YOUR OBJECTIVE
Return all lines below containing the word "Personal".

EXTRACTED RECORDS
──────
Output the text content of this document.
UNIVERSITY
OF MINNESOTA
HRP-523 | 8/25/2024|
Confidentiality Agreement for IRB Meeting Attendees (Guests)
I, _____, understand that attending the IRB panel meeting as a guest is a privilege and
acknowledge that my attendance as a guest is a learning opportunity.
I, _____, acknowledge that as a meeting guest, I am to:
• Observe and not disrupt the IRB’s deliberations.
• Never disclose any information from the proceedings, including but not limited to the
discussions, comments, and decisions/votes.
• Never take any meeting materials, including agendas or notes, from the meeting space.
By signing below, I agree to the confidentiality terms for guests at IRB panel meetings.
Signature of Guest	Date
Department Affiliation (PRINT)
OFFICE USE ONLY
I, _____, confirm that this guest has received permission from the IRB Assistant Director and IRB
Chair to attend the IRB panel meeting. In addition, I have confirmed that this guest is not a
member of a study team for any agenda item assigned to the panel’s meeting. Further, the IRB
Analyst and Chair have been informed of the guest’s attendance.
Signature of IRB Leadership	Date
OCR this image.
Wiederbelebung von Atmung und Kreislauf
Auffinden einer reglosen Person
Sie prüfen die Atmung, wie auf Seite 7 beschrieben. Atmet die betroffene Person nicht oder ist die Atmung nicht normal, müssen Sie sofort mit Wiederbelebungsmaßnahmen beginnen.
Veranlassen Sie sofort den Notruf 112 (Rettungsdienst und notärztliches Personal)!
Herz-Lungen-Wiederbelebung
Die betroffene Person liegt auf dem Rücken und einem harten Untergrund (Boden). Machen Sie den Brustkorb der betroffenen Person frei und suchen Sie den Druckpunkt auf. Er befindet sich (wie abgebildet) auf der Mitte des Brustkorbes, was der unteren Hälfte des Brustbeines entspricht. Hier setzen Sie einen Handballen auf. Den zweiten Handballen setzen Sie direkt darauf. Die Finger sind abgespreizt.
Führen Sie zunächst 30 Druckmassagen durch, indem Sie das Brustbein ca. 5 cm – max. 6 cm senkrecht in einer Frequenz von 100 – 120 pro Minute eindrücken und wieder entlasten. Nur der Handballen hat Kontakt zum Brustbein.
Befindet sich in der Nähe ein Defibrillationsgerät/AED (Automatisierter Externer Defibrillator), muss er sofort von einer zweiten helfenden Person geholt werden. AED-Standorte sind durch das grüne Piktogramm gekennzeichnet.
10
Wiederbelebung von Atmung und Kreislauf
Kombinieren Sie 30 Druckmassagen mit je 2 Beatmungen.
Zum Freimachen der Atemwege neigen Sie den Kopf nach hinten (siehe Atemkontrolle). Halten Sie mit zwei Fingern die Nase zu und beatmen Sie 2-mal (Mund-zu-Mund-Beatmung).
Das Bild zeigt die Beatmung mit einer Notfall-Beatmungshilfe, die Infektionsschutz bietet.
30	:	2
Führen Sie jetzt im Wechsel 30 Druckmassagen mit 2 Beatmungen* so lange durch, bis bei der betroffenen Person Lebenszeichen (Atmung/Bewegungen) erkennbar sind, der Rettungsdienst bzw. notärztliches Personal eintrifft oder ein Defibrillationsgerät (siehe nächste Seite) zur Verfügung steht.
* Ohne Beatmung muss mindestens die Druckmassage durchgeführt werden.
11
──────
RESPONSE TO THIS EXERCISE
Veranlassen Sie sofort den Notruf 112 (Rettungsdienst und notärztliches Personal)!
Führen Sie jetzt im Wechsel 30 Druckmassagen mit 2 Beatmungen* so lange durch, bis bei der betroffenen Person Lebenszeichen (Atmung/Bewegungen) erkennbar sind, der Rettungsdienst bzw. notärztliches Personal eintrifft oder ein Defibrillationsgerät (siehe nächste Seite) zur Verfügung steht.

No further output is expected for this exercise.